> **Set exercise**: Copy each line of the records that holds the string "分析不同品牌车型数量与总销量之间的关系".

> **Data to use**:
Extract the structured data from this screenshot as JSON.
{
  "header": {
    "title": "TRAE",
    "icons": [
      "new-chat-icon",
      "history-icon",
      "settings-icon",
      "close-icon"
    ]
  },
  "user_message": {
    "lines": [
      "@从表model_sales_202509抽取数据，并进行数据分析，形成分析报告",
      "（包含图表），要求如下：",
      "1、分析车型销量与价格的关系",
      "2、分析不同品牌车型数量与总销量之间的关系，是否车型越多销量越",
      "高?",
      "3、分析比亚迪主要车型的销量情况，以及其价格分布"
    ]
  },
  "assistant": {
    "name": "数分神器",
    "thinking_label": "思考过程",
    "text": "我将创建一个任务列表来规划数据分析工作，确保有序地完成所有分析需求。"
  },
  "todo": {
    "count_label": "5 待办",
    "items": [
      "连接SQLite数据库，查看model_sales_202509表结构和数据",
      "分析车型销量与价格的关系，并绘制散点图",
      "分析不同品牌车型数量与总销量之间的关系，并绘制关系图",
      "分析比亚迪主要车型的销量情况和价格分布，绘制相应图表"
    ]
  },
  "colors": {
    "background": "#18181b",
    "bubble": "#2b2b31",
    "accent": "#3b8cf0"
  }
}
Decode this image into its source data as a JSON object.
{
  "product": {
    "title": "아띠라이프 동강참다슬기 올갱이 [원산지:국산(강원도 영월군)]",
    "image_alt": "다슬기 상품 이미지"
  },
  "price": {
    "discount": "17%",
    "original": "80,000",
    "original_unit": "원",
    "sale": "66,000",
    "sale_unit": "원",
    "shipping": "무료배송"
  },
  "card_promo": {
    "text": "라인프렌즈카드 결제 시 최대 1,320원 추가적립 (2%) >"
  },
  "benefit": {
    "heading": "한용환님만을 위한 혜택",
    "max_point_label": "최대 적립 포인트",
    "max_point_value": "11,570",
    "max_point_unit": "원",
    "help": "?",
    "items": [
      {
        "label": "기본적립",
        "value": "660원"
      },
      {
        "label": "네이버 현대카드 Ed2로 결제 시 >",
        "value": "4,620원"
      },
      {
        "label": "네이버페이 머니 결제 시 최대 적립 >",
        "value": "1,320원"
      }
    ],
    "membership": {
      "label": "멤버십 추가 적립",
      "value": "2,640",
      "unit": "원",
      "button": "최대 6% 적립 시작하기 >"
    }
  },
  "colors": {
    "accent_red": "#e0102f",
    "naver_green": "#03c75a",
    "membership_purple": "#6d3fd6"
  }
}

> **Exercise answer**:
      "2、分析不同品牌车型数量与总销量之间的关系，是否车型越多销量越",
      "分析不同品牌车型数量与总销量之间的关系，并绘制关系图",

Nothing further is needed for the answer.